* **ENTRIES**:
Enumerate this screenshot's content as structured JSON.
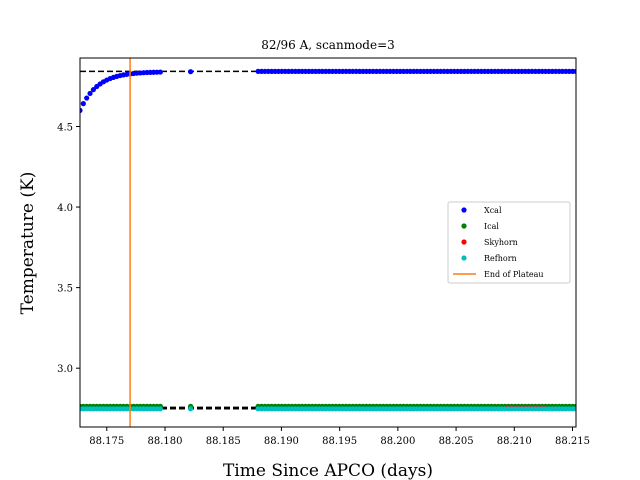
{
  "chart_data": {
    "type": "scatter",
    "title": "82/96 A, scanmode=3",
    "xlabel": "Time Since APCO (days)",
    "ylabel": "Temperature (K)",
    "xlim": [
      88.1727,
      88.2153
    ],
    "ylim": [
      2.635,
      4.925
    ],
    "x_ticks": [
      "88.175",
      "88.180",
      "88.185",
      "88.190",
      "88.195",
      "88.200",
      "88.205",
      "88.210",
      "88.215"
    ],
    "x_tick_values": [
      88.175,
      88.18,
      88.185,
      88.19,
      88.195,
      88.2,
      88.205,
      88.21,
      88.215
    ],
    "y_ticks": [
      "3.0",
      "3.5",
      "4.0",
      "4.5"
    ],
    "y_tick_values": [
      3.0,
      3.5,
      4.0,
      4.5
    ],
    "grid": false,
    "legend_position": "center-right",
    "legend": [
      "Xcal",
      "Ical",
      "Skyhorn",
      "Refhorn",
      "End of Plateau"
    ],
    "colors": {
      "Xcal": "#0000ff",
      "Ical": "#008000",
      "Skyhorn": "#ff0000",
      "Refhorn": "#00bfbf",
      "End of Plateau": "#ff7f0e",
      "plateau_lines": "#000000"
    },
    "series": [
      {
        "name": "Xcal",
        "segments": [
          {
            "x_start": 88.1727,
            "x_end": 88.1796,
            "n": 25,
            "model": "exp_rise",
            "y_start": 4.6,
            "y_end": 4.84,
            "tau": 0.0015
          },
          {
            "x_start": 88.1822,
            "x_end": 88.1822,
            "n": 1,
            "model": "const",
            "y": 4.84
          },
          {
            "x_start": 88.188,
            "x_end": 88.2153,
            "n": 95,
            "model": "const",
            "y": 4.842
          }
        ]
      },
      {
        "name": "Ical",
        "segments": [
          {
            "x_start": 88.1727,
            "x_end": 88.1796,
            "n": 25,
            "model": "const",
            "y": 2.763
          },
          {
            "x_start": 88.1822,
            "x_end": 88.1822,
            "n": 1,
            "model": "const",
            "y": 2.763
          },
          {
            "x_start": 88.188,
            "x_end": 88.2153,
            "n": 95,
            "model": "const",
            "y": 2.763
          }
        ]
      },
      {
        "name": "Skyhorn",
        "segments": [
          {
            "x_start": 88.2095,
            "x_end": 88.2125,
            "n": 8,
            "model": "const",
            "y": 2.756
          }
        ]
      },
      {
        "name": "Refhorn",
        "segments": [
          {
            "x_start": 88.1727,
            "x_end": 88.1796,
            "n": 25,
            "model": "const",
            "y": 2.748
          },
          {
            "x_start": 88.1822,
            "x_end": 88.1822,
            "n": 1,
            "model": "const",
            "y": 2.748
          },
          {
            "x_start": 88.188,
            "x_end": 88.2153,
            "n": 95,
            "model": "const",
            "y": 2.748
          }
        ]
      }
    ],
    "end_of_plateau_x": 88.177,
    "plateau_lines": [
      {
        "y": 4.842,
        "x_start": 88.1727,
        "x_end": 88.2153
      },
      {
        "y": 2.757,
        "x_start": 88.1727,
        "x_end": 88.2153
      },
      {
        "y": 2.748,
        "x_start": 88.1727,
        "x_end": 88.2153
      }
    ]
  }
}
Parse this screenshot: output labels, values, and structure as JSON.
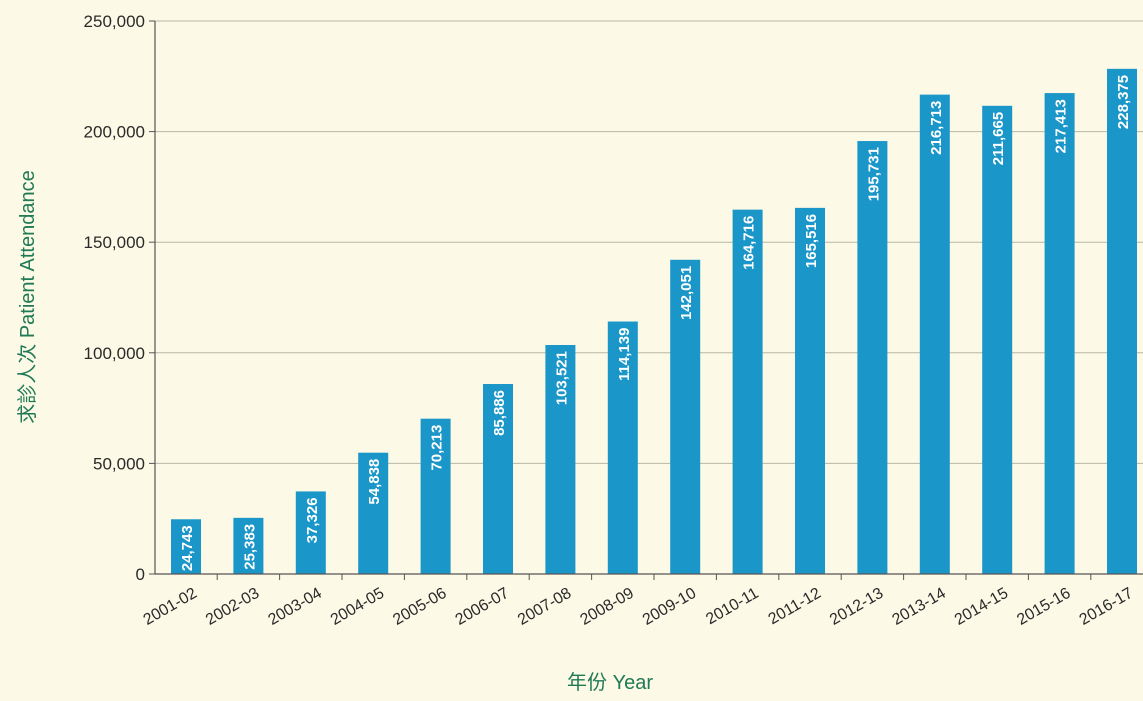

* **INSTRUCTION**: Copy every record above exactly, leaving out any pictures.

* **ANSWER TO THE TASK**:
Enumerate this screenshot's content as structured JSON.
{
  "chart_data": {
    "type": "scatter",
    "title": "82/96 A, scanmode=3",
    "xlabel": "Time Since APCO (days)",
    "ylabel": "Temperature (K)",
    "xlim": [
      88.1727,
      88.2153
    ],
    "ylim": [
      2.635,
      4.925
    ],
    "x_ticks": [
      "88.175",
      "88.180",
      "88.185",
      "88.190",
      "88.195",
      "88.200",
      "88.205",
      "88.210",
      "88.215"
    ],
    "x_tick_values": [
      88.175,
      88.18,
      88.185,
      88.19,
      88.195,
      88.2,
      88.205,
      88.21,
      88.215
    ],
    "y_ticks": [
      "3.0",
      "3.5",
      "4.0",
      "4.5"
    ],
    "y_tick_values": [
      3.0,
      3.5,
      4.0,
      4.5
    ],
    "grid": false,
    "legend_position": "center-right",
    "legend": [
      "Xcal",
      "Ical",
      "Skyhorn",
      "Refhorn",
      "End of Plateau"
    ],
    "colors": {
      "Xcal": "#0000ff",
      "Ical": "#008000",
      "Skyhorn": "#ff0000",
      "Refhorn": "#00bfbf",
      "End of Plateau": "#ff7f0e",
      "plateau_lines": "#000000"
    },
    "series": [
      {
        "name": "Xcal",
        "segments": [
          {
            "x_start": 88.1727,
            "x_end": 88.1796,
            "n": 25,
            "model": "exp_rise",
            "y_start": 4.6,
            "y_end": 4.84,
            "tau": 0.0015
          },
          {
            "x_start": 88.1822,
            "x_end": 88.1822,
            "n": 1,
            "model": "const",
            "y": 4.84
          },
          {
            "x_start": 88.188,
            "x_end": 88.2153,
            "n": 95,
            "model": "const",
            "y": 4.842
          }
        ]
      },
      {
        "name": "Ical",
        "segments": [
          {
            "x_start": 88.1727,
            "x_end": 88.1796,
            "n": 25,
            "model": "const",
            "y": 2.763
          },
          {
            "x_start": 88.1822,
            "x_end": 88.1822,
            "n": 1,
            "model": "const",
            "y": 2.763
          },
          {
            "x_start": 88.188,
            "x_end": 88.2153,
            "n": 95,
            "model": "const",
            "y": 2.763
          }
        ]
      },
      {
        "name": "Skyhorn",
        "segments": [
          {
            "x_start": 88.2095,
            "x_end": 88.2125,
            "n": 8,
            "model": "const",
            "y": 2.756
          }
        ]
      },
      {
        "name": "Refhorn",
        "segments": [
          {
            "x_start": 88.1727,
            "x_end": 88.1796,
            "n": 25,
            "model": "const",
            "y": 2.748
          },
          {
            "x_start": 88.1822,
            "x_end": 88.1822,
            "n": 1,
            "model": "const",
            "y": 2.748
          },
          {
            "x_start": 88.188,
            "x_end": 88.2153,
            "n": 95,
            "model": "const",
            "y": 2.748
          }
        ]
      }
    ],
    "end_of_plateau_x": 88.177,
    "plateau_lines": [
      {
        "y": 4.842,
        "x_start": 88.1727,
        "x_end": 88.2153
      },
      {
        "y": 2.757,
        "x_start": 88.1727,
        "x_end": 88.2153
      },
      {
        "y": 2.748,
        "x_start": 88.1727,
        "x_end": 88.2153
      }
    ]
  }
}
Parse this screenshot: output labels, values, and structure as JSON.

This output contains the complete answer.